Element location listings
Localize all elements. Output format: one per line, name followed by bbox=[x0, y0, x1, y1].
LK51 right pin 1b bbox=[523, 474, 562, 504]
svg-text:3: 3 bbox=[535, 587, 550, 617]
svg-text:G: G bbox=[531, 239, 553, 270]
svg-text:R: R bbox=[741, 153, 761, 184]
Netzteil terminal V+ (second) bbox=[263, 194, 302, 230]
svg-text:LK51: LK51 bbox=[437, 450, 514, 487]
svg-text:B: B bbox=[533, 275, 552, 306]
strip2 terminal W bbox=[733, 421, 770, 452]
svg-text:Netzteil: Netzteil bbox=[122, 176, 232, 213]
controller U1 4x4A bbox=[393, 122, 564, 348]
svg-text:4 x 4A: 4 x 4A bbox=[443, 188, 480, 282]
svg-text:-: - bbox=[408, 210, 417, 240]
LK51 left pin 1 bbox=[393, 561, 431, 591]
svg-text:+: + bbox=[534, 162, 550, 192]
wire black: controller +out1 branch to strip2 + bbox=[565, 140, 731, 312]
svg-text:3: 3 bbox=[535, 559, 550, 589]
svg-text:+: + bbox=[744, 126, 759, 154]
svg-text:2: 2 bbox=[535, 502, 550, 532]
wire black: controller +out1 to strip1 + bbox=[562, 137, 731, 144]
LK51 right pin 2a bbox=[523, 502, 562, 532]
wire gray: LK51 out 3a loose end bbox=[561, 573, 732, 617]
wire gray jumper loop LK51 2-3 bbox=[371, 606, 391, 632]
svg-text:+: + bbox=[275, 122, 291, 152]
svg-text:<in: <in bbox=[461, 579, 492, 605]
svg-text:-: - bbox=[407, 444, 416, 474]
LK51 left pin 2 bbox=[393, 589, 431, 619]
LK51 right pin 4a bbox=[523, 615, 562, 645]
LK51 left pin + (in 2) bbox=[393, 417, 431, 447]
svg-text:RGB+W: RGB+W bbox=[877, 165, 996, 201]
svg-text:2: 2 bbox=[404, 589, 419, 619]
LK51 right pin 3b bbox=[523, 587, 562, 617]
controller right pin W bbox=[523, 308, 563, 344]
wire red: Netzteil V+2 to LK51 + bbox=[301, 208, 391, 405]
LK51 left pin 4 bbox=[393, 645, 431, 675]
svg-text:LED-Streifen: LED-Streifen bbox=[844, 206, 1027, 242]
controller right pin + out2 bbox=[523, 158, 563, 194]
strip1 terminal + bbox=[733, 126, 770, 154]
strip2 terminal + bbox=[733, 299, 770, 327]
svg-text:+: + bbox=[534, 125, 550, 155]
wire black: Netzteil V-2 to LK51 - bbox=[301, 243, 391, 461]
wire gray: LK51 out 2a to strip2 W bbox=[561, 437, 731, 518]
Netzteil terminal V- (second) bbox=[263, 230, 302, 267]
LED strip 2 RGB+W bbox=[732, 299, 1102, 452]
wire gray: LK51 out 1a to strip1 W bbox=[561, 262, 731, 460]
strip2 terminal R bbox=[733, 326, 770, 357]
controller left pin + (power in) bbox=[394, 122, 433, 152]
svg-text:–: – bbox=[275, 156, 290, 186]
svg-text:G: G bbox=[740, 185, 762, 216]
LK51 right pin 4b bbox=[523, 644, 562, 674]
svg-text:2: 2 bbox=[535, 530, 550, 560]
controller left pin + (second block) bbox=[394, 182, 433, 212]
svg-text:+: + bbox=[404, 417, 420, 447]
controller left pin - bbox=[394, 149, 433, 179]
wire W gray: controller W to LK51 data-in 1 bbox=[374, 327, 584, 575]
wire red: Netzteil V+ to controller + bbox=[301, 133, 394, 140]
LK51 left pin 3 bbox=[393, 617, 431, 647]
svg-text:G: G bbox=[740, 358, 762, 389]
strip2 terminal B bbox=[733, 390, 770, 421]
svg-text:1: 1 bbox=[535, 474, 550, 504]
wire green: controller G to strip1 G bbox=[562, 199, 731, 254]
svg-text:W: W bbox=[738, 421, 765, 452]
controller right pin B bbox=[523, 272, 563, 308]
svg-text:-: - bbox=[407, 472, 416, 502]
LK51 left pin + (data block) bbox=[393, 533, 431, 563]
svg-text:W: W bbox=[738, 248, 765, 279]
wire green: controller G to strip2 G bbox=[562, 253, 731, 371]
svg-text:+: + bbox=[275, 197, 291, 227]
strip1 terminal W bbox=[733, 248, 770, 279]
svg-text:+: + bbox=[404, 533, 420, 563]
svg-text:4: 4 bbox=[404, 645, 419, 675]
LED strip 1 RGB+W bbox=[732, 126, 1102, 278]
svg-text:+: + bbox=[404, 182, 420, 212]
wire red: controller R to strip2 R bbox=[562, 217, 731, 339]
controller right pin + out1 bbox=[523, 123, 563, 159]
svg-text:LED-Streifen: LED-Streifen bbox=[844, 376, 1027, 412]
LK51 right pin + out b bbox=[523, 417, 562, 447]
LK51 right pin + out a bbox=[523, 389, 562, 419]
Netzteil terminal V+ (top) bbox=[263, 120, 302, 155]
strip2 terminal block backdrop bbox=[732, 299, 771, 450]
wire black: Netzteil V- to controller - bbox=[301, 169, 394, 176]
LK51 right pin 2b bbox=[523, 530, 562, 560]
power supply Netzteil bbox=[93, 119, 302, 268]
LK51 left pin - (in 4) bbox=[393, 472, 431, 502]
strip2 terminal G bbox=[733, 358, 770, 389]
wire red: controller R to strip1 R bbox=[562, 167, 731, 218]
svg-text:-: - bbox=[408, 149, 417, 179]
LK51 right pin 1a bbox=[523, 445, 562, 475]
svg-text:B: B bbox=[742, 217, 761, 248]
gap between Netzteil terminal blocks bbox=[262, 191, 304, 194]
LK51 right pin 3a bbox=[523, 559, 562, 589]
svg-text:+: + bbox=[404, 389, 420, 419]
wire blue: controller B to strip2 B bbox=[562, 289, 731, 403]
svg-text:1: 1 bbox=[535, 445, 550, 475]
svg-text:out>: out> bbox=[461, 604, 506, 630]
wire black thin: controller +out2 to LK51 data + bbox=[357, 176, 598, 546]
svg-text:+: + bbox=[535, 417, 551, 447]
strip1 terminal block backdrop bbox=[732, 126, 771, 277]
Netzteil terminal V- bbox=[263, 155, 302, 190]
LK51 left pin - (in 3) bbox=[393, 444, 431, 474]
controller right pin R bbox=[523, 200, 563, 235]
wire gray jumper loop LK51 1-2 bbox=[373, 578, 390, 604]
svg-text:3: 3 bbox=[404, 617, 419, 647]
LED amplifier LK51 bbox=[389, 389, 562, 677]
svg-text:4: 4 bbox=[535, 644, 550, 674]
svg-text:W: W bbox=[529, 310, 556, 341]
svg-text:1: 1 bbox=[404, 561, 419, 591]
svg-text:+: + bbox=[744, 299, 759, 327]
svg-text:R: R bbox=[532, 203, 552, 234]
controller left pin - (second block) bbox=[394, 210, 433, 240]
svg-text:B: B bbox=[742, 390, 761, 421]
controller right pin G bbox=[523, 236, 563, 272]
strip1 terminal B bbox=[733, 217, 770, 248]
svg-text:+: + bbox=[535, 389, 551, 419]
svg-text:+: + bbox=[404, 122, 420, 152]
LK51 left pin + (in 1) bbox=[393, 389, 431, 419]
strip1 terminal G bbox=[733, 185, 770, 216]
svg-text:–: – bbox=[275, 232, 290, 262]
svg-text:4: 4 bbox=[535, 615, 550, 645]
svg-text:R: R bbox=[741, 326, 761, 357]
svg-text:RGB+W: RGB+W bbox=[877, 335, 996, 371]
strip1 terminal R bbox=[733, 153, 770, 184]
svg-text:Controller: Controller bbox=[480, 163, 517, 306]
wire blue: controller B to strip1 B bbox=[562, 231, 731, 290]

### GOAL:
Rewrite every listing above, changing "Localize" to "Locate" and keeping everything else the same.

### TASK SOLUTION:
Locate all elements. Output format: one per line, name followed by bbox=[x0, y0, x1, y1].
LK51 right pin 1b bbox=[523, 474, 562, 504]
svg-text:3: 3 bbox=[535, 587, 550, 617]
svg-text:G: G bbox=[531, 239, 553, 270]
svg-text:R: R bbox=[741, 153, 761, 184]
Netzteil terminal V+ (second) bbox=[263, 194, 302, 230]
svg-text:LK51: LK51 bbox=[437, 450, 514, 487]
svg-text:B: B bbox=[533, 275, 552, 306]
strip2 terminal W bbox=[733, 421, 770, 452]
svg-text:Netzteil: Netzteil bbox=[122, 176, 232, 213]
controller U1 4x4A bbox=[393, 122, 564, 348]
svg-text:4 x 4A: 4 x 4A bbox=[443, 188, 480, 282]
svg-text:-: - bbox=[408, 210, 417, 240]
LK51 left pin 1 bbox=[393, 561, 431, 591]
svg-text:+: + bbox=[534, 162, 550, 192]
wire black: controller +out1 branch to strip2 + bbox=[565, 140, 731, 312]
svg-text:3: 3 bbox=[535, 559, 550, 589]
svg-text:+: + bbox=[744, 126, 759, 154]
svg-text:2: 2 bbox=[535, 502, 550, 532]
wire black: controller +out1 to strip1 + bbox=[562, 137, 731, 144]
LK51 right pin 2a bbox=[523, 502, 562, 532]
wire gray: LK51 out 3a loose end bbox=[561, 573, 732, 617]
wire gray jumper loop LK51 2-3 bbox=[371, 606, 391, 632]
svg-text:+: + bbox=[275, 122, 291, 152]
svg-text:<in: <in bbox=[461, 579, 492, 605]
svg-text:-: - bbox=[407, 444, 416, 474]
LK51 left pin 2 bbox=[393, 589, 431, 619]
LK51 right pin 4a bbox=[523, 615, 562, 645]
LK51 left pin + (in 2) bbox=[393, 417, 431, 447]
svg-text:RGB+W: RGB+W bbox=[877, 165, 996, 201]
svg-text:2: 2 bbox=[404, 589, 419, 619]
LK51 right pin 3b bbox=[523, 587, 562, 617]
controller right pin W bbox=[523, 308, 563, 344]
wire red: Netzteil V+2 to LK51 + bbox=[301, 208, 391, 405]
LK51 left pin 4 bbox=[393, 645, 431, 675]
svg-text:LED-Streifen: LED-Streifen bbox=[844, 206, 1027, 242]
controller right pin + out2 bbox=[523, 158, 563, 194]
strip1 terminal + bbox=[733, 126, 770, 154]
strip2 terminal + bbox=[733, 299, 770, 327]
svg-text:+: + bbox=[534, 125, 550, 155]
wire black: Netzteil V-2 to LK51 - bbox=[301, 243, 391, 461]
wire gray: LK51 out 2a to strip2 W bbox=[561, 437, 731, 518]
Netzteil terminal V- (second) bbox=[263, 230, 302, 267]
LED strip 2 RGB+W bbox=[732, 299, 1102, 452]
wire gray: LK51 out 1a to strip1 W bbox=[561, 262, 731, 460]
strip2 terminal R bbox=[733, 326, 770, 357]
controller left pin + (power in) bbox=[394, 122, 433, 152]
svg-text:–: – bbox=[275, 156, 290, 186]
svg-text:G: G bbox=[740, 185, 762, 216]
LK51 right pin 4b bbox=[523, 644, 562, 674]
svg-text:2: 2 bbox=[535, 530, 550, 560]
controller left pin + (second block) bbox=[394, 182, 433, 212]
svg-text:+: + bbox=[404, 417, 420, 447]
controller left pin - bbox=[394, 149, 433, 179]
wire W gray: controller W to LK51 data-in 1 bbox=[374, 327, 584, 575]
wire red: Netzteil V+ to controller + bbox=[301, 133, 394, 140]
LK51 left pin 3 bbox=[393, 617, 431, 647]
svg-text:G: G bbox=[740, 358, 762, 389]
strip2 terminal B bbox=[733, 390, 770, 421]
svg-text:1: 1 bbox=[535, 474, 550, 504]
wire green: controller G to strip1 G bbox=[562, 199, 731, 254]
svg-text:W: W bbox=[738, 421, 765, 452]
controller right pin B bbox=[523, 272, 563, 308]
svg-text:-: - bbox=[407, 472, 416, 502]
LK51 left pin + (data block) bbox=[393, 533, 431, 563]
svg-text:W: W bbox=[738, 248, 765, 279]
wire green: controller G to strip2 G bbox=[562, 253, 731, 371]
svg-text:+: + bbox=[275, 197, 291, 227]
strip1 terminal W bbox=[733, 248, 770, 279]
svg-text:+: + bbox=[404, 533, 420, 563]
svg-text:4: 4 bbox=[404, 645, 419, 675]
LED strip 1 RGB+W bbox=[732, 126, 1102, 278]
svg-text:+: + bbox=[404, 182, 420, 212]
wire red: controller R to strip2 R bbox=[562, 217, 731, 339]
controller right pin + out1 bbox=[523, 123, 563, 159]
svg-text:LED-Streifen: LED-Streifen bbox=[844, 376, 1027, 412]
LK51 right pin + out b bbox=[523, 417, 562, 447]
LK51 right pin + out a bbox=[523, 389, 562, 419]
Netzteil terminal V+ (top) bbox=[263, 120, 302, 155]
strip2 terminal block backdrop bbox=[732, 299, 771, 450]
wire black: Netzteil V- to controller - bbox=[301, 169, 394, 176]
LK51 right pin 2b bbox=[523, 530, 562, 560]
power supply Netzteil bbox=[93, 119, 302, 268]
LK51 left pin - (in 4) bbox=[393, 472, 431, 502]
strip2 terminal G bbox=[733, 358, 770, 389]
wire red: controller R to strip1 R bbox=[562, 167, 731, 218]
svg-text:-: - bbox=[408, 149, 417, 179]
LK51 right pin 1a bbox=[523, 445, 562, 475]
svg-text:B: B bbox=[742, 217, 761, 248]
gap between Netzteil terminal blocks bbox=[262, 191, 304, 194]
LK51 right pin 3a bbox=[523, 559, 562, 589]
svg-text:+: + bbox=[404, 389, 420, 419]
wire blue: controller B to strip2 B bbox=[562, 289, 731, 403]
svg-text:1: 1 bbox=[535, 445, 550, 475]
svg-text:out>: out> bbox=[461, 604, 506, 630]
wire black thin: controller +out2 to LK51 data + bbox=[357, 176, 598, 546]
svg-text:+: + bbox=[535, 417, 551, 447]
strip1 terminal block backdrop bbox=[732, 126, 771, 277]
Netzteil terminal V- bbox=[263, 155, 302, 190]
LK51 left pin - (in 3) bbox=[393, 444, 431, 474]
controller right pin R bbox=[523, 200, 563, 235]
wire gray jumper loop LK51 1-2 bbox=[373, 578, 390, 604]
svg-text:3: 3 bbox=[404, 617, 419, 647]
LED amplifier LK51 bbox=[389, 389, 562, 677]
svg-text:4: 4 bbox=[535, 644, 550, 674]
svg-text:W: W bbox=[529, 310, 556, 341]
svg-text:1: 1 bbox=[404, 561, 419, 591]
svg-text:+: + bbox=[744, 299, 759, 327]
svg-text:R: R bbox=[532, 203, 552, 234]
controller left pin - (second block) bbox=[394, 210, 433, 240]
svg-text:B: B bbox=[742, 390, 761, 421]
controller right pin G bbox=[523, 236, 563, 272]
strip1 terminal B bbox=[733, 217, 770, 248]
svg-text:+: + bbox=[535, 389, 551, 419]
svg-text:+: + bbox=[404, 122, 420, 152]
LK51 left pin + (in 1) bbox=[393, 389, 431, 419]
strip1 terminal G bbox=[733, 185, 770, 216]
svg-text:–: – bbox=[275, 232, 290, 262]
svg-text:4: 4 bbox=[535, 615, 550, 645]
svg-text:R: R bbox=[741, 326, 761, 357]
svg-text:RGB+W: RGB+W bbox=[877, 335, 996, 371]
strip1 terminal R bbox=[733, 153, 770, 184]
svg-text:Controller: Controller bbox=[480, 163, 517, 306]
wire blue: controller B to strip1 B bbox=[562, 231, 731, 290]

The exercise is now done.